[start Data shown]

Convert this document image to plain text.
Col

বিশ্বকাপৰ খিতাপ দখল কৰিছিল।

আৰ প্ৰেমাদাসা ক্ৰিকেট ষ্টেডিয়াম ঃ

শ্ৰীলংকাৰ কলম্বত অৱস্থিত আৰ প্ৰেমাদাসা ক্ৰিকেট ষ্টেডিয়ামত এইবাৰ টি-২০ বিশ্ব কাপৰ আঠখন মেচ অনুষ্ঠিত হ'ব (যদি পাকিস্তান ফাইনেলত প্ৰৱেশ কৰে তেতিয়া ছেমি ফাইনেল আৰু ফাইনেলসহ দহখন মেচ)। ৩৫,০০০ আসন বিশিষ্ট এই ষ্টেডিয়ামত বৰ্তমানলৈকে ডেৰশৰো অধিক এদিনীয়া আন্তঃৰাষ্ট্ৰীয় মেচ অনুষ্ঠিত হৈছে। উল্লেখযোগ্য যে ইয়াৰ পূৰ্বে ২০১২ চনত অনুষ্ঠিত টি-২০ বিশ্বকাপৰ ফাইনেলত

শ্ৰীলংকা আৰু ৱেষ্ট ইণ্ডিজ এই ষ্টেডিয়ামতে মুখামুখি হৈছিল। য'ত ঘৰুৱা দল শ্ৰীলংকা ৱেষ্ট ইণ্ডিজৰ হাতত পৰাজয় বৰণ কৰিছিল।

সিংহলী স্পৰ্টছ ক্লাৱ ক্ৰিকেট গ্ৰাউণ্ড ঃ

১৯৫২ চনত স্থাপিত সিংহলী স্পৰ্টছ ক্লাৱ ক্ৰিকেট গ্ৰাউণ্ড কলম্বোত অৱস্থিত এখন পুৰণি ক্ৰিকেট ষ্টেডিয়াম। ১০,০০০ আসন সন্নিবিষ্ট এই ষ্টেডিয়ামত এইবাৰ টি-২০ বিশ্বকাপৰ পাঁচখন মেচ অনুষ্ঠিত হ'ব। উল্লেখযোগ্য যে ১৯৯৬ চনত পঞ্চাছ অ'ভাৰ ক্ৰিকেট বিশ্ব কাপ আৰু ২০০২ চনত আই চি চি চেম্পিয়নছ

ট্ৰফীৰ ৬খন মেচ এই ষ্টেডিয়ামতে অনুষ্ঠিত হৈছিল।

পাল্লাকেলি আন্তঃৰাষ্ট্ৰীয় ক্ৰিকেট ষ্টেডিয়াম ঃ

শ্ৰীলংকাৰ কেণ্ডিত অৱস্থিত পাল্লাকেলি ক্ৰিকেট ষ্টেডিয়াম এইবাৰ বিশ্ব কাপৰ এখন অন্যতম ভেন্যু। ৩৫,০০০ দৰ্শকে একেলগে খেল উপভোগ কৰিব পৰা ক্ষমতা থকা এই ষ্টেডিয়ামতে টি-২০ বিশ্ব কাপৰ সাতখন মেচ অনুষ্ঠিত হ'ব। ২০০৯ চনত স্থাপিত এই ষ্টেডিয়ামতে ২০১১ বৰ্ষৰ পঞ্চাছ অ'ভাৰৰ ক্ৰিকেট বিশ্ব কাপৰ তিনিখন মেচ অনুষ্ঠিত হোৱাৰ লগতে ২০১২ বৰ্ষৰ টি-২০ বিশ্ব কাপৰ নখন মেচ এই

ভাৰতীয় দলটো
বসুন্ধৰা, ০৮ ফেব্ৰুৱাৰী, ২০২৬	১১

[end Data shown]

▸ Exercise
Every line of the data above should be reproduced word for word.

▸ Exercise output
Convert this document image to plain text.
Col

বিশ্বকাপৰ খিতাপ দখল কৰিছিল।

আৰ প্ৰেমাদাসা ক্ৰিকেট ষ্টেডিয়াম ঃ

শ্ৰীলংকাৰ কলম্বত অৱস্থিত আৰ প্ৰেমাদাসা ক্ৰিকেট ষ্টেডিয়ামত এইবাৰ টি-২০ বিশ্ব কাপৰ আঠখন মেচ অনুষ্ঠিত হ'ব (যদি পাকিস্তান ফাইনেলত প্ৰৱেশ কৰে তেতিয়া ছেমি ফাইনেল আৰু ফাইনেলসহ দহখন মেচ)। ৩৫,০০০ আসন বিশিষ্ট এই ষ্টেডিয়ামত বৰ্তমানলৈকে ডেৰশৰো অধিক এদিনীয়া আন্তঃৰাষ্ট্ৰীয় মেচ অনুষ্ঠিত হৈছে। উল্লেখযোগ্য যে ইয়াৰ পূৰ্বে ২০১২ চনত অনুষ্ঠিত টি-২০ বিশ্বকাপৰ ফাইনেলত

শ্ৰীলংকা আৰু ৱেষ্ট ইণ্ডিজ এই ষ্টেডিয়ামতে মুখামুখি হৈছিল। য'ত ঘৰুৱা দল শ্ৰীলংকা ৱেষ্ট ইণ্ডিজৰ হাতত পৰাজয় বৰণ কৰিছিল।

সিংহলী স্পৰ্টছ ক্লাৱ ক্ৰিকেট গ্ৰাউণ্ড ঃ

১৯৫২ চনত স্থাপিত সিংহলী স্পৰ্টছ ক্লাৱ ক্ৰিকেট গ্ৰাউণ্ড কলম্বোত অৱস্থিত এখন পুৰণি ক্ৰিকেট ষ্টেডিয়াম। ১০,০০০ আসন সন্নিবিষ্ট এই ষ্টেডিয়ামত এইবাৰ টি-২০ বিশ্বকাপৰ পাঁচখন মেচ অনুষ্ঠিত হ'ব। উল্লেখযোগ্য যে ১৯৯৬ চনত পঞ্চাছ অ'ভাৰ ক্ৰিকেট বিশ্ব কাপ আৰু ২০০২ চনত আই চি চি চেম্পিয়নছ

ট্ৰফীৰ ৬খন মেচ এই ষ্টেডিয়ামতে অনুষ্ঠিত হৈছিল।

পাল্লাকেলি আন্তঃৰাষ্ট্ৰীয় ক্ৰিকেট ষ্টেডিয়াম ঃ

শ্ৰীলংকাৰ কেণ্ডিত অৱস্থিত পাল্লাকেলি ক্ৰিকেট ষ্টেডিয়াম এইবাৰ বিশ্ব কাপৰ এখন অন্যতম ভেন্যু। ৩৫,০০০ দৰ্শকে একেলগে খেল উপভোগ কৰিব পৰা ক্ষমতা থকা এই ষ্টেডিয়ামতে টি-২০ বিশ্ব কাপৰ সাতখন মেচ অনুষ্ঠিত হ'ব। ২০০৯ চনত স্থাপিত এই ষ্টেডিয়ামতে ২০১১ বৰ্ষৰ পঞ্চাছ অ'ভাৰৰ ক্ৰিকেট বিশ্ব কাপৰ তিনিখন মেচ অনুষ্ঠিত হোৱাৰ লগতে ২০১২ বৰ্ষৰ টি-২০ বিশ্ব কাপৰ নখন মেচ এই

ভাৰতীয় দলটো
বসুন্ধৰা, ০৮ ফেব্ৰুৱাৰী, ২০২৬	১১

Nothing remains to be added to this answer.